- **Task instructions**: Show every line containing "izdatelstvoast" by copying it.

- **Data for the task**:
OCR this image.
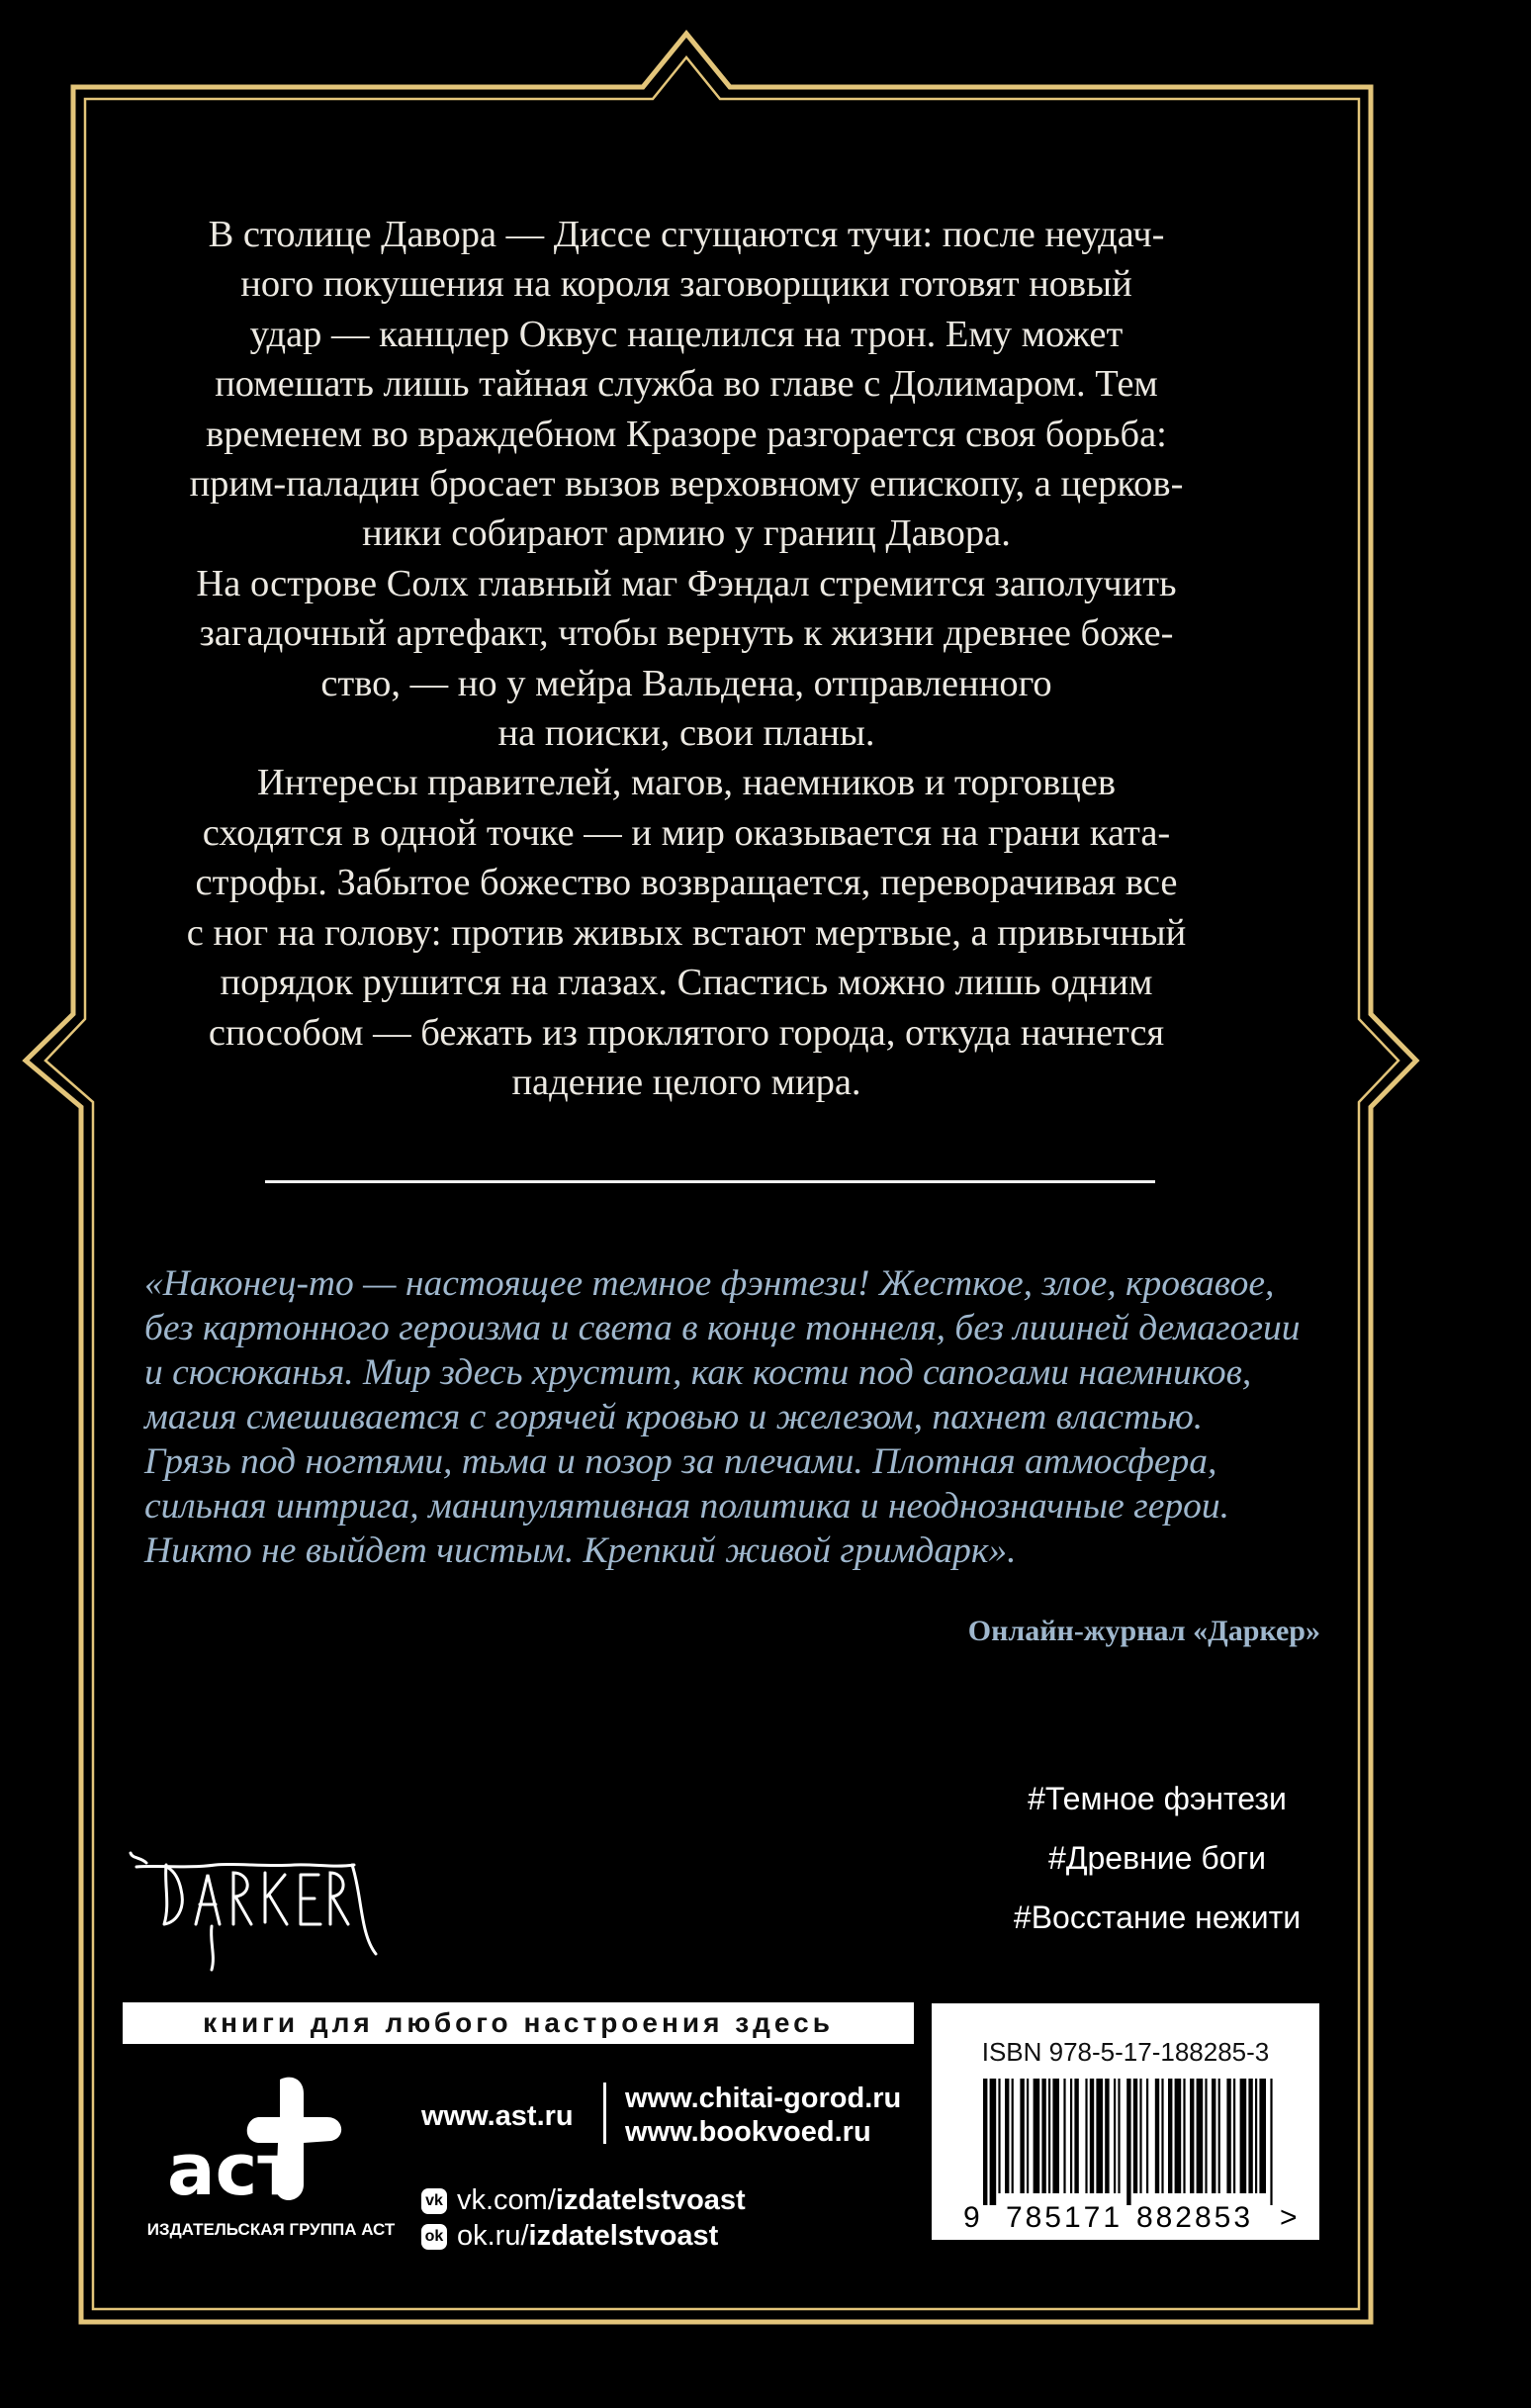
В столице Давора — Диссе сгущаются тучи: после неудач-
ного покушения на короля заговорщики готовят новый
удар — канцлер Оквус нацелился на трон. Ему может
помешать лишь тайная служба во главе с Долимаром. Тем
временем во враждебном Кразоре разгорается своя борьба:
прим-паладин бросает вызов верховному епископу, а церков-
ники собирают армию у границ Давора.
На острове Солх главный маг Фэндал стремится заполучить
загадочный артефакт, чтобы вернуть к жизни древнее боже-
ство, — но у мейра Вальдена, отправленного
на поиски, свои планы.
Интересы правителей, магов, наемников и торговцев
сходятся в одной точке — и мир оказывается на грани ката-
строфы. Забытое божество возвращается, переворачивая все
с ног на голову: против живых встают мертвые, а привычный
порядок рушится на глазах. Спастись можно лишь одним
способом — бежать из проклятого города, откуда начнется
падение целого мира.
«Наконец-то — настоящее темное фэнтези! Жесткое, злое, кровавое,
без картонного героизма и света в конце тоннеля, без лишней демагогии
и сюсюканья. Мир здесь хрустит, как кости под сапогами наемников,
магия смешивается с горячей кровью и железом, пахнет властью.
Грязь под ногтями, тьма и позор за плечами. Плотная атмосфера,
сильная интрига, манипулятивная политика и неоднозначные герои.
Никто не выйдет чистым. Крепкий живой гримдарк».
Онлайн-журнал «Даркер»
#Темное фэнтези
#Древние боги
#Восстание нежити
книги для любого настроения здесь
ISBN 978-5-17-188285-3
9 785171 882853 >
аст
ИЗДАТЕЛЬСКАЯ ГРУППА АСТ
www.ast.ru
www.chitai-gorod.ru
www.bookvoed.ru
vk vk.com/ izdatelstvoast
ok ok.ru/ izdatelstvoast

- **Problem solution**:
vk vk.com/ izdatelstvoast
ok ok.ru/ izdatelstvoast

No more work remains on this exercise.